*Saved entries*:
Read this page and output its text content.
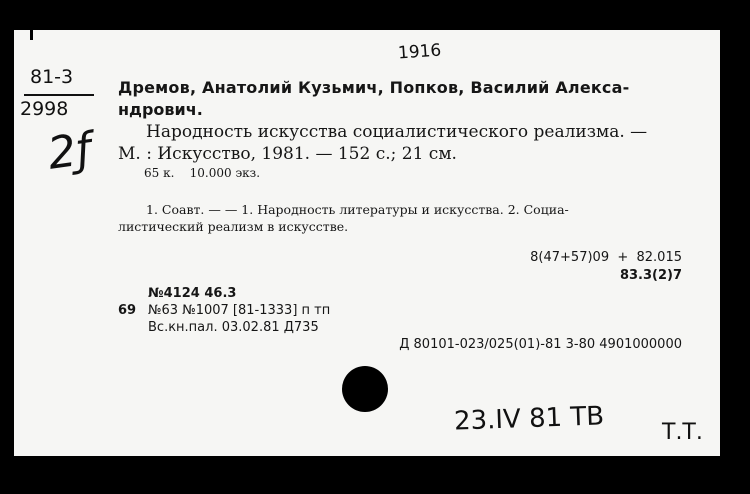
1916
81-3
2998
2ƒ
Дремов, Анатолий Кузьмич, Попков, Василий Алекса-
ндрович.
Народность искусства социалистического реализма. —
М. : Искусство, 1981. — 152 с.; 21 см.
65 к.    10.000 экз.
1. Соавт. — — 1. Народность литературы и искусства. 2. Социа-
листический реализм в искусстве.
8(47+57)09  +  82.015
83.3(2)7
№4124 46.3
69 №63 №1007 [81-1333] п тп
Вс.кн.пал. 03.02.81 Д735
Д 80101-023/025(01)-81 3-80 4901000000
23.IV 81 ТВ	Т.Т.
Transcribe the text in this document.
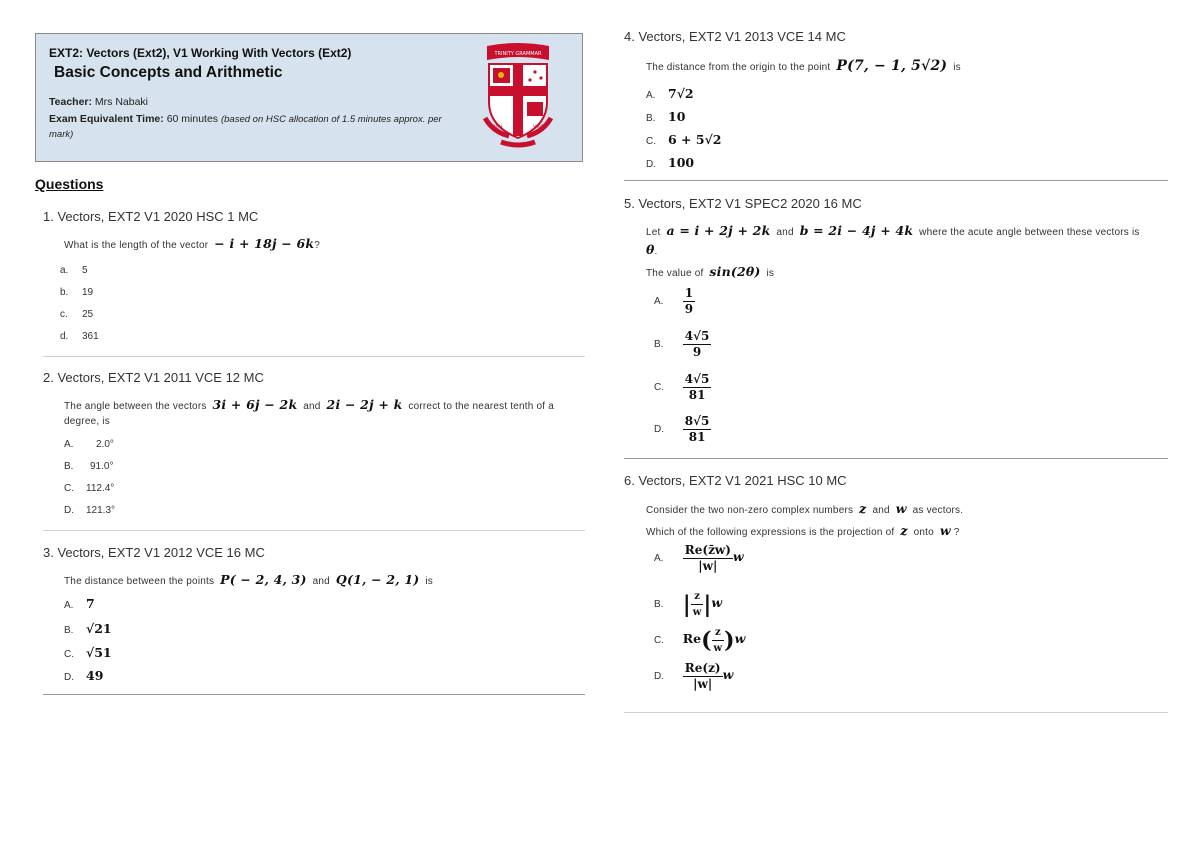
EXT2: Vectors (Ext2), V1 Working With Vectors (Ext2)
Basic Concepts and Arithmetic
Teacher: Mrs Nabaki
Exam Equivalent Time: 60 minutes (based on HSC allocation of 1.5 minutes approx. per
mark)
TRINITY GRAMMAR
FAITH	VALOR
SCHOOL
Questions
1. Vectors, EXT2 V1 2020 HSC 1 MC
What is the length of the vector − i + 18j − 6k?
a. 5
b. 19
c. 25
d. 361
2. Vectors, EXT2 V1 2011 VCE 12 MC
The angle between the vectors 3i + 6j − 2k and 2i − 2j + k correct to the nearest tenth of a
degree, is
A. 2.0°
B. 91.0°
C. 112.4°
D. 121.3°
3. Vectors, EXT2 V1 2012 VCE 16 MC
The distance between the points P( − 2, 4, 3) and Q(1, − 2, 1) is
A. 7
B. √21
C. √51
D. 49
4. Vectors, EXT2 V1 2013 VCE 14 MC
The distance from the origin to the point P(7, − 1, 5√2) is
A. 7√2
B. 10
C. 6 + 5√2
D. 100
5. Vectors, EXT2 V1 SPEC2 2020 16 MC
Let a = i + 2j + 2k and b = 2i − 4j + 4k where the acute angle between these vectors is
θ.
The value of sin(2θ) is
A. $\frac{1}{9}$
B. $\frac{4√5}{9}$
C. $\frac{4√5}{81}$
D. $\frac{8√5}{81}$
6. Vectors, EXT2 V1 2021 HSC 10 MC
Consider the two non-zero complex numbers z and w as vectors.
Which of the following expressions is the projection of z onto w ?
A. $\frac{Re(z̄w)}{|w|}$ w
B. | $\frac{z}{w} |w$
C. $Re( \frac{z}{w} )w$
D. $\frac{Re(z)}{|w|}$ w
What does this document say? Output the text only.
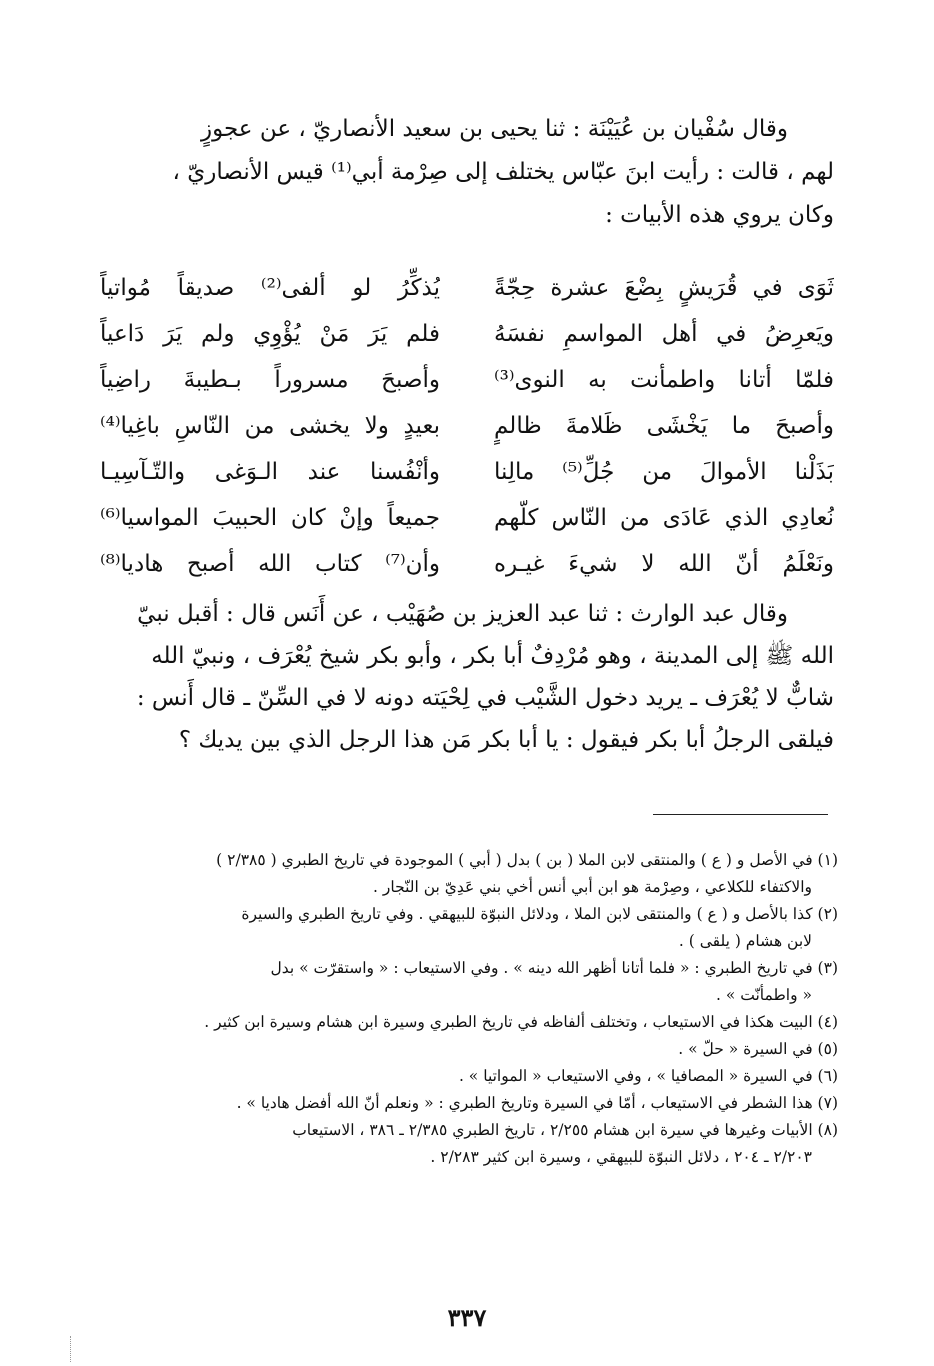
وقال سُفْيان بن عُيَيْنَة : ثنا يحيى بن سعيد الأنصاريّ ، عن عجوزٍ

لهم ، قالت : رأيت ابنَ عبّاس يختلف إلى صِرْمة أبي⁽¹⁾ قيس الأنصاريّ ،

وكان يروي هذه الأبيات :

ثَوَى في قُرَيشٍ بِضْعَ عشرة حِجّةً
يُذكِّرُ لو ألفى⁽²⁾ صديقاً مُواتياً
ويَعرِضُ في أهل المواسمِ نفسَهُ
فلم يَرَ مَنْ يُؤْوِي ولم يَرَ دَاعياً
فلمّا أتانا واطمأنت به النوى⁽³⁾
وأصبحَ مسروراً بـطيبةَ راضِياً
وأصبحَ ما يَخْشَى ظَلامةَ ظالمٍ
بعيدٍ ولا يخشى من النّاسِ باغِيا⁽⁴⁾
بَذَلْنا الأموالَ من جُلِّ⁽⁵⁾ مالِنا
وأنْفُسنا عند الـوَغى والتّـآسِيـا
نُعادِي الذي عَادَى من النّاس كلّهم
جميعاً وإنْ كان الحبيبَ المواسيا⁽⁶⁾
ونَعْلَمُ أنّ الله لا شيءَ غيـره
وأن⁽⁷⁾ كتاب الله أصبح هاديا⁽⁸⁾

وقال عبد الوارث : ثنا عبد العزيز بن صُهَيْب ، عن أَنَس قال : أقبل نبيّ

الله ﷺ إلى المدينة ، وهو مُرْدِفٌ أبا بكر ، وأبو بكر شيخ يُعْرَف ، ونبيّ الله

شابٌّ لا يُعْرَف ـ يريد دخول الشَّيْب في لِحْيَته دونه لا في السِّنّ ـ قال أَنس :

فيلقى الرجلُ أبا بكر فيقول : يا أبا بكر مَن هذا الرجل الذي بين يديك ؟

(١) في الأصل و ( ع ) والمنتقى لابن الملا ( بن ) بدل ( أبي ) الموجودة في تاريخ الطبري ( ٢/٣٨٥ )
والاكتفاء للكلاعي ، وصِرْمة هو ابن أبي أنس أخي بني عَدِيّ بن النّجار .

(٢) كذا بالأصل و ( ع ) والمنتقى لابن الملا ، ودلائل النبوّة للبيهقي . وفي تاريخ الطبري والسيرة
لابن هشام ( يلقى ) .

(٣) في تاريخ الطبري : « فلما أتانا أظهر الله دينه » . وفي الاستيعاب : « واستقرّت » بدل
« واطمأنّت » .

(٤) البيت هكذا في الاستيعاب ، وتختلف ألفاظه في تاريخ الطبري وسيرة ابن هشام وسيرة ابن كثير .

(٥) في السيرة « حلّ » .

(٦) في السيرة « المصافيا » ، وفي الاستيعاب « المواتيا » .

(٧) هذا الشطر في الاستيعاب ، أمّا في السيرة وتاريخ الطبري : « ونعلم أنّ الله أفضل هاديا » .

(٨) الأبيات وغيرها في سيرة ابن هشام ٢/٢٥٥ ، تاريخ الطبري ٢/٣٨٥ ـ ٣٨٦ ، الاستيعاب
٢/٢٠٣ ـ ٢٠٤ ، دلائل النبوّة للبيهقي ، وسيرة ابن كثير ٢/٢٨٣ .

٣٣٧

*OBJECTIVE*:
Repeat the material exactly as it reads, without any of its pictures.

*REPLY TO THE TASK*:
Read this page and output its text content.
1916
81-3
2998
2ƒ
Дремов, Анатолий Кузьмич, Попков, Василий Алекса-
ндрович.
Народность искусства социалистического реализма. —
М. : Искусство, 1981. — 152 с.; 21 см.
65 к.    10.000 экз.
1. Соавт. — — 1. Народность литературы и искусства. 2. Социа-
листический реализм в искусстве.
8(47+57)09  +  82.015
83.3(2)7
№4124 46.3
69 №63 №1007 [81-1333] п тп
Вс.кн.пал. 03.02.81 Д735
Д 80101-023/025(01)-81 3-80 4901000000
23.IV 81 ТВ	Т.Т.
Transcribe the text in this document.
EXT2: Vectors (Ext2), V1 Working With Vectors (Ext2)
Basic Concepts and Arithmetic
Teacher: Mrs Nabaki
Exam Equivalent Time: 60 minutes (based on HSC allocation of 1.5 minutes approx. per
mark)
TRINITY GRAMMAR
FAITH	VALOR
SCHOOL
Questions
1. Vectors, EXT2 V1 2020 HSC 1 MC
What is the length of the vector − i + 18j − 6k?
a. 5
b. 19
c. 25
d. 361
2. Vectors, EXT2 V1 2011 VCE 12 MC
The angle between the vectors 3i + 6j − 2k and 2i − 2j + k correct to the nearest tenth of a
degree, is
A. 2.0°
B. 91.0°
C. 112.4°
D. 121.3°
3. Vectors, EXT2 V1 2012 VCE 16 MC
The distance between the points P( − 2, 4, 3) and Q(1, − 2, 1) is
A. 7
B. √21
C. √51
D. 49
4. Vectors, EXT2 V1 2013 VCE 14 MC
The distance from the origin to the point P(7, − 1, 5√2) is
A. 7√2
B. 10
C. 6 + 5√2
D. 100
5. Vectors, EXT2 V1 SPEC2 2020 16 MC
Let a = i + 2j + 2k and b = 2i − 4j + 4k where the acute angle between these vectors is
θ.
The value of sin(2θ) is
A. $\frac{1}{9}$
B. $\frac{4√5}{9}$
C. $\frac{4√5}{81}$
D. $\frac{8√5}{81}$
6. Vectors, EXT2 V1 2021 HSC 10 MC
Consider the two non-zero complex numbers z and w as vectors.
Which of the following expressions is the projection of z onto w ?
A. $\frac{Re(z̄w)}{|w|}$ w
B. | $\frac{z}{w} |w$
C. $Re( \frac{z}{w} )w$
D. $\frac{Re(z)}{|w|}$ w
What does this document say? Output the text only.
وقال سُفْيان بن عُيَيْنَة : ثنا يحيى بن سعيد الأنصاريّ ، عن عجوزٍ

لهم ، قالت : رأيت ابنَ عبّاس يختلف إلى صِرْمة أبي⁽¹⁾ قيس الأنصاريّ ،

وكان يروي هذه الأبيات :

ثَوَى في قُرَيشٍ بِضْعَ عشرة حِجّةً
يُذكِّرُ لو ألفى⁽²⁾ صديقاً مُواتياً
ويَعرِضُ في أهل المواسمِ نفسَهُ
فلم يَرَ مَنْ يُؤْوِي ولم يَرَ دَاعياً
فلمّا أتانا واطمأنت به النوى⁽³⁾
وأصبحَ مسروراً بـطيبةَ راضِياً
وأصبحَ ما يَخْشَى ظَلامةَ ظالمٍ
بعيدٍ ولا يخشى من النّاسِ باغِيا⁽⁴⁾
بَذَلْنا الأموالَ من جُلِّ⁽⁵⁾ مالِنا
وأنْفُسنا عند الـوَغى والتّـآسِيـا
نُعادِي الذي عَادَى من النّاس كلّهم
جميعاً وإنْ كان الحبيبَ المواسيا⁽⁶⁾
ونَعْلَمُ أنّ الله لا شيءَ غيـره
وأن⁽⁷⁾ كتاب الله أصبح هاديا⁽⁸⁾

وقال عبد الوارث : ثنا عبد العزيز بن صُهَيْب ، عن أَنَس قال : أقبل نبيّ

الله ﷺ إلى المدينة ، وهو مُرْدِفٌ أبا بكر ، وأبو بكر شيخ يُعْرَف ، ونبيّ الله

شابٌّ لا يُعْرَف ـ يريد دخول الشَّيْب في لِحْيَته دونه لا في السِّنّ ـ قال أَنس :

فيلقى الرجلُ أبا بكر فيقول : يا أبا بكر مَن هذا الرجل الذي بين يديك ؟

(١) في الأصل و ( ع ) والمنتقى لابن الملا ( بن ) بدل ( أبي ) الموجودة في تاريخ الطبري ( ٢/٣٨٥ )
والاكتفاء للكلاعي ، وصِرْمة هو ابن أبي أنس أخي بني عَدِيّ بن النّجار .

(٢) كذا بالأصل و ( ع ) والمنتقى لابن الملا ، ودلائل النبوّة للبيهقي . وفي تاريخ الطبري والسيرة
لابن هشام ( يلقى ) .

(٣) في تاريخ الطبري : « فلما أتانا أظهر الله دينه » . وفي الاستيعاب : « واستقرّت » بدل
« واطمأنّت » .

(٤) البيت هكذا في الاستيعاب ، وتختلف ألفاظه في تاريخ الطبري وسيرة ابن هشام وسيرة ابن كثير .

(٥) في السيرة « حلّ » .

(٦) في السيرة « المصافيا » ، وفي الاستيعاب « المواتيا » .

(٧) هذا الشطر في الاستيعاب ، أمّا في السيرة وتاريخ الطبري : « ونعلم أنّ الله أفضل هاديا » .

(٨) الأبيات وغيرها في سيرة ابن هشام ٢/٢٥٥ ، تاريخ الطبري ٢/٣٨٥ ـ ٣٨٦ ، الاستيعاب
٢/٢٠٣ ـ ٢٠٤ ، دلائل النبوّة للبيهقي ، وسيرة ابن كثير ٢/٢٨٣ .

٣٣٧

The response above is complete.